INSTRUCTIONS TO FOLLOW: Lines from the one containing "Type out the text in this image." through the last line of the data are to be repeated word for word, both ends included.

INFORMATION SHOWN:

════════

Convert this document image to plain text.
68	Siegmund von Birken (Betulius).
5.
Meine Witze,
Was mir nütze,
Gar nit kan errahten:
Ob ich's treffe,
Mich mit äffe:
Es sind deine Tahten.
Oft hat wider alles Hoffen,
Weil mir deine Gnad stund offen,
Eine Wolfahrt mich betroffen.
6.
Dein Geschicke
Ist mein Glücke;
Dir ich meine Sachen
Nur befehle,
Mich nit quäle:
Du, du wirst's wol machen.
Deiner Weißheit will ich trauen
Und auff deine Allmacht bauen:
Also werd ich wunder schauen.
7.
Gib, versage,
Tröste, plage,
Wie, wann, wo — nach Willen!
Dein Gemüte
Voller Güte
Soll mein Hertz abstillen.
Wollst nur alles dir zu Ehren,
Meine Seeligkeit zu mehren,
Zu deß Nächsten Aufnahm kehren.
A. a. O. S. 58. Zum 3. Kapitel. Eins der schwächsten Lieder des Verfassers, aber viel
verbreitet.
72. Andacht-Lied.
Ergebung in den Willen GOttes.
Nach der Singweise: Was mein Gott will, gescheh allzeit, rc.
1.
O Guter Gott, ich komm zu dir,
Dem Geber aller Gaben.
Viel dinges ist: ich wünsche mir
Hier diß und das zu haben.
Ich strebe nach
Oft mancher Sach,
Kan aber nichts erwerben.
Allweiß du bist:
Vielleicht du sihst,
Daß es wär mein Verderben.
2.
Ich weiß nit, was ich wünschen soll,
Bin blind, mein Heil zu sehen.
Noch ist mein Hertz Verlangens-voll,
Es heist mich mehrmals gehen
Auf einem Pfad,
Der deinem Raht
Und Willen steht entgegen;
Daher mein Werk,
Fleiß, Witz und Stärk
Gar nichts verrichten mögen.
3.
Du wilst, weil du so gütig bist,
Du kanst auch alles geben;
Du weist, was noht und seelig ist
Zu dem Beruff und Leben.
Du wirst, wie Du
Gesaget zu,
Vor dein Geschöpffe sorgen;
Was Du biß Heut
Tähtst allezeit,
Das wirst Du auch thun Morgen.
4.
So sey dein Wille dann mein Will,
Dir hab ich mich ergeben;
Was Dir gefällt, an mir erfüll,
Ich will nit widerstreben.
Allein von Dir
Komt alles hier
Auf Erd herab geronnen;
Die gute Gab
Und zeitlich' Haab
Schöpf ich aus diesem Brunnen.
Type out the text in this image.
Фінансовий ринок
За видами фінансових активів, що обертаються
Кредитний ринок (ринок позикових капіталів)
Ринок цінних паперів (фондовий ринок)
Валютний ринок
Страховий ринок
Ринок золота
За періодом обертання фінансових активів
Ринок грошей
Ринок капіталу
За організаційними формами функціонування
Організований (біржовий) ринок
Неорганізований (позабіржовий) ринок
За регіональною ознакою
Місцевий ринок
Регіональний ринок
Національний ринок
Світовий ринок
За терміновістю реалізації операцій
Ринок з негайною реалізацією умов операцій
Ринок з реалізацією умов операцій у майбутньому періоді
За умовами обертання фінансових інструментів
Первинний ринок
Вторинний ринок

════════

FINISHED EXERCISE:
Type out the text in this image.
Фінансовий ринок
За видами фінансових активів, що обертаються
Кредитний ринок (ринок позикових капіталів)
Ринок цінних паперів (фондовий ринок)
Валютний ринок
Страховий ринок
Ринок золота
За періодом обертання фінансових активів
Ринок грошей
Ринок капіталу
За організаційними формами функціонування
Організований (біржовий) ринок
Неорганізований (позабіржовий) ринок
За регіональною ознакою
Місцевий ринок
Регіональний ринок
Національний ринок
Світовий ринок
За терміновістю реалізації операцій
Ринок з негайною реалізацією умов операцій
Ринок з реалізацією умов операцій у майбутньому періоді
За умовами обертання фінансових інструментів
Первинний ринок
Вторинний ринок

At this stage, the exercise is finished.